- [Prompt]: Reproduce every one of the entries below word for word, changing nothing.

- [Exercise materials]:

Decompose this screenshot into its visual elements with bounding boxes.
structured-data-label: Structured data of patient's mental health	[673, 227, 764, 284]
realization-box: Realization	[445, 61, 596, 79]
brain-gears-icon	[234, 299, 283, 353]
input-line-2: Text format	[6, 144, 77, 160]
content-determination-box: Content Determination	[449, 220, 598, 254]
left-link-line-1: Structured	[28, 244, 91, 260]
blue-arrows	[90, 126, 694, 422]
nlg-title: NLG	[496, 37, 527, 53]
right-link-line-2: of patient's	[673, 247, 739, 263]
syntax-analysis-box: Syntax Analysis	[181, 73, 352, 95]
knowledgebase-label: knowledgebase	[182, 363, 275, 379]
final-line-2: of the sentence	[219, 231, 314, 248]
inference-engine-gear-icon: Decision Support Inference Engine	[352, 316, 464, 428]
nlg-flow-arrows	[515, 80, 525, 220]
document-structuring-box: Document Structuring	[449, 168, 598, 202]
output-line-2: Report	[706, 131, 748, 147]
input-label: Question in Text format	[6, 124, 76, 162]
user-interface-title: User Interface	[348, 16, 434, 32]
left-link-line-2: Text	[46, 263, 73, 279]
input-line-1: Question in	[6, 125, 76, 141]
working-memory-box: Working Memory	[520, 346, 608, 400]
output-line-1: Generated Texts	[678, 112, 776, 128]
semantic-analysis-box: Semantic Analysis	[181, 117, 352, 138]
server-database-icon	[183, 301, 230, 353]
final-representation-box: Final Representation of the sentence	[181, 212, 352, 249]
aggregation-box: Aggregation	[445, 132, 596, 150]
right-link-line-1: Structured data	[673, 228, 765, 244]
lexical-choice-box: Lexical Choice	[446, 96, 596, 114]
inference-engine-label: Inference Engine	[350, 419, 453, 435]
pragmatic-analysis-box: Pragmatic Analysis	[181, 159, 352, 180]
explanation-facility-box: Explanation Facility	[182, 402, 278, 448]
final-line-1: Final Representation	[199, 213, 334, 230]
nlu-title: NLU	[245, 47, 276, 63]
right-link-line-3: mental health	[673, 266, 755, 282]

- [Full output]:
Decompose this screenshot into its visual elements with bounding boxes.
structured-data-label: Structured data of patient's mental health	[673, 227, 764, 284]
realization-box: Realization	[445, 61, 596, 79]
brain-gears-icon	[234, 299, 283, 353]
input-line-2: Text format	[6, 144, 77, 160]
content-determination-box: Content Determination	[449, 220, 598, 254]
left-link-line-1: Structured	[28, 244, 91, 260]
blue-arrows	[90, 126, 694, 422]
nlg-title: NLG	[496, 37, 527, 53]
right-link-line-2: of patient's	[673, 247, 739, 263]
syntax-analysis-box: Syntax Analysis	[181, 73, 352, 95]
knowledgebase-label: knowledgebase	[182, 363, 275, 379]
final-line-2: of the sentence	[219, 231, 314, 248]
inference-engine-gear-icon: Decision Support Inference Engine	[352, 316, 464, 428]
nlg-flow-arrows	[515, 80, 525, 220]
document-structuring-box: Document Structuring	[449, 168, 598, 202]
output-line-2: Report	[706, 131, 748, 147]
input-label: Question in Text format	[6, 124, 76, 162]
user-interface-title: User Interface	[348, 16, 434, 32]
left-link-line-2: Text	[46, 263, 73, 279]
input-line-1: Question in	[6, 125, 76, 141]
working-memory-box: Working Memory	[520, 346, 608, 400]
output-line-1: Generated Texts	[678, 112, 776, 128]
semantic-analysis-box: Semantic Analysis	[181, 117, 352, 138]
server-database-icon	[183, 301, 230, 353]
final-representation-box: Final Representation of the sentence	[181, 212, 352, 249]
aggregation-box: Aggregation	[445, 132, 596, 150]
right-link-line-1: Structured data	[673, 228, 765, 244]
lexical-choice-box: Lexical Choice	[446, 96, 596, 114]
inference-engine-label: Inference Engine	[350, 419, 453, 435]
pragmatic-analysis-box: Pragmatic Analysis	[181, 159, 352, 180]
explanation-facility-box: Explanation Facility	[182, 402, 278, 448]
final-line-1: Final Representation	[199, 213, 334, 230]
nlu-title: NLU	[245, 47, 276, 63]
right-link-line-3: mental health	[673, 266, 755, 282]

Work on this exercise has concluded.